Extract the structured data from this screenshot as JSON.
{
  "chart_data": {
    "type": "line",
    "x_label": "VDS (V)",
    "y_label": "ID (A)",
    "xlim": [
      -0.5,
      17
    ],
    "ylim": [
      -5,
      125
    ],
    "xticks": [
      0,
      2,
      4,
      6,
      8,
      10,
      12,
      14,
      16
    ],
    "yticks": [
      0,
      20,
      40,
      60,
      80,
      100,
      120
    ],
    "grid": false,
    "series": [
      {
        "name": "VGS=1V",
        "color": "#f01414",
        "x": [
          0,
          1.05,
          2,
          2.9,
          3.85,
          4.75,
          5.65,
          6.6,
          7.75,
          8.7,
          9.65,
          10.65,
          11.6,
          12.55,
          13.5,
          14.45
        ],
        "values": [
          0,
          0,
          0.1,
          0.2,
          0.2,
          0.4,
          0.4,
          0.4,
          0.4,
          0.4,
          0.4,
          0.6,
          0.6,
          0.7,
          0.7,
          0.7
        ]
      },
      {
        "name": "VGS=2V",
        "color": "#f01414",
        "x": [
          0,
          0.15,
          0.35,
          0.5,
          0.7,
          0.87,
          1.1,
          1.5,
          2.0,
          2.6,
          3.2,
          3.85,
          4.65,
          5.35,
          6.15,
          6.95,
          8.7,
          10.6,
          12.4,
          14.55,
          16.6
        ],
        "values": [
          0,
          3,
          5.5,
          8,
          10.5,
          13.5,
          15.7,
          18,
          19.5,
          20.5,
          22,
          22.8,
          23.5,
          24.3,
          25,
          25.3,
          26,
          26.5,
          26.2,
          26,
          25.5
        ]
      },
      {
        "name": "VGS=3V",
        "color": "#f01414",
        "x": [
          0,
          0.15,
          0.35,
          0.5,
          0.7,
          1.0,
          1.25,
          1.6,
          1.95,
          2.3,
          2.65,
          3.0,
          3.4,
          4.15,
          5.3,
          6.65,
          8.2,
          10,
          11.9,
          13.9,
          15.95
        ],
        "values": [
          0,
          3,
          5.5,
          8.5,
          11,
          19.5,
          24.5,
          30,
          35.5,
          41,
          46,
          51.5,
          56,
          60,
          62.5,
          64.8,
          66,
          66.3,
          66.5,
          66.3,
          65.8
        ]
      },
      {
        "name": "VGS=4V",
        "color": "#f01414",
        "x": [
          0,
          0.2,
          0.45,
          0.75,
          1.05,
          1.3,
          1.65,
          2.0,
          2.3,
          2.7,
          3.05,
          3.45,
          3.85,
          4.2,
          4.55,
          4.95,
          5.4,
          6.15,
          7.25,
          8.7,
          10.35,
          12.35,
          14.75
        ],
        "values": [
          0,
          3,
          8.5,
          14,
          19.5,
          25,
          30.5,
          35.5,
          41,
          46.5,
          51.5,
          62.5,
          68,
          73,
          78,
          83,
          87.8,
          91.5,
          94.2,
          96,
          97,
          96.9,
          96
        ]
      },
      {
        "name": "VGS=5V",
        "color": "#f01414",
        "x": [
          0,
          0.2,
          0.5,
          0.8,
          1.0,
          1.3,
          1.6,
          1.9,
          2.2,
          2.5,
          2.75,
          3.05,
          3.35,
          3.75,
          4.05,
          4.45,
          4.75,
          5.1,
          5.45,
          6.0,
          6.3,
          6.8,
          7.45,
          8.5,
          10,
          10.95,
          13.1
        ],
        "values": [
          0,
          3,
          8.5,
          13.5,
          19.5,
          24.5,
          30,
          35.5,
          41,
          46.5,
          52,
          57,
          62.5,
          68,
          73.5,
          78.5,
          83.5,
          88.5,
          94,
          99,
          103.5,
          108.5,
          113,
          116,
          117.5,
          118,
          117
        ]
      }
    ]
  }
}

Your goal:
Every entry above needs to be quoted exactly.

Written response:
Extract the structured data from this screenshot as JSON.
{
  "chart_data": {
    "type": "line",
    "x_label": "VDS (V)",
    "y_label": "ID (A)",
    "xlim": [
      -0.5,
      17
    ],
    "ylim": [
      -5,
      125
    ],
    "xticks": [
      0,
      2,
      4,
      6,
      8,
      10,
      12,
      14,
      16
    ],
    "yticks": [
      0,
      20,
      40,
      60,
      80,
      100,
      120
    ],
    "grid": false,
    "series": [
      {
        "name": "VGS=1V",
        "color": "#f01414",
        "x": [
          0,
          1.05,
          2,
          2.9,
          3.85,
          4.75,
          5.65,
          6.6,
          7.75,
          8.7,
          9.65,
          10.65,
          11.6,
          12.55,
          13.5,
          14.45
        ],
        "values": [
          0,
          0,
          0.1,
          0.2,
          0.2,
          0.4,
          0.4,
          0.4,
          0.4,
          0.4,
          0.4,
          0.6,
          0.6,
          0.7,
          0.7,
          0.7
        ]
      },
      {
        "name": "VGS=2V",
        "color": "#f01414",
        "x": [
          0,
          0.15,
          0.35,
          0.5,
          0.7,
          0.87,
          1.1,
          1.5,
          2.0,
          2.6,
          3.2,
          3.85,
          4.65,
          5.35,
          6.15,
          6.95,
          8.7,
          10.6,
          12.4,
          14.55,
          16.6
        ],
        "values": [
          0,
          3,
          5.5,
          8,
          10.5,
          13.5,
          15.7,
          18,
          19.5,
          20.5,
          22,
          22.8,
          23.5,
          24.3,
          25,
          25.3,
          26,
          26.5,
          26.2,
          26,
          25.5
        ]
      },
      {
        "name": "VGS=3V",
        "color": "#f01414",
        "x": [
          0,
          0.15,
          0.35,
          0.5,
          0.7,
          1.0,
          1.25,
          1.6,
          1.95,
          2.3,
          2.65,
          3.0,
          3.4,
          4.15,
          5.3,
          6.65,
          8.2,
          10,
          11.9,
          13.9,
          15.95
        ],
        "values": [
          0,
          3,
          5.5,
          8.5,
          11,
          19.5,
          24.5,
          30,
          35.5,
          41,
          46,
          51.5,
          56,
          60,
          62.5,
          64.8,
          66,
          66.3,
          66.5,
          66.3,
          65.8
        ]
      },
      {
        "name": "VGS=4V",
        "color": "#f01414",
        "x": [
          0,
          0.2,
          0.45,
          0.75,
          1.05,
          1.3,
          1.65,
          2.0,
          2.3,
          2.7,
          3.05,
          3.45,
          3.85,
          4.2,
          4.55,
          4.95,
          5.4,
          6.15,
          7.25,
          8.7,
          10.35,
          12.35,
          14.75
        ],
        "values": [
          0,
          3,
          8.5,
          14,
          19.5,
          25,
          30.5,
          35.5,
          41,
          46.5,
          51.5,
          62.5,
          68,
          73,
          78,
          83,
          87.8,
          91.5,
          94.2,
          96,
          97,
          96.9,
          96
        ]
      },
      {
        "name": "VGS=5V",
        "color": "#f01414",
        "x": [
          0,
          0.2,
          0.5,
          0.8,
          1.0,
          1.3,
          1.6,
          1.9,
          2.2,
          2.5,
          2.75,
          3.05,
          3.35,
          3.75,
          4.05,
          4.45,
          4.75,
          5.1,
          5.45,
          6.0,
          6.3,
          6.8,
          7.45,
          8.5,
          10,
          10.95,
          13.1
        ],
        "values": [
          0,
          3,
          8.5,
          13.5,
          19.5,
          24.5,
          30,
          35.5,
          41,
          46.5,
          52,
          57,
          62.5,
          68,
          73.5,
          78.5,
          83.5,
          88.5,
          94,
          99,
          103.5,
          108.5,
          113,
          116,
          117.5,
          118,
          117
        ]
      }
    ]
  }
}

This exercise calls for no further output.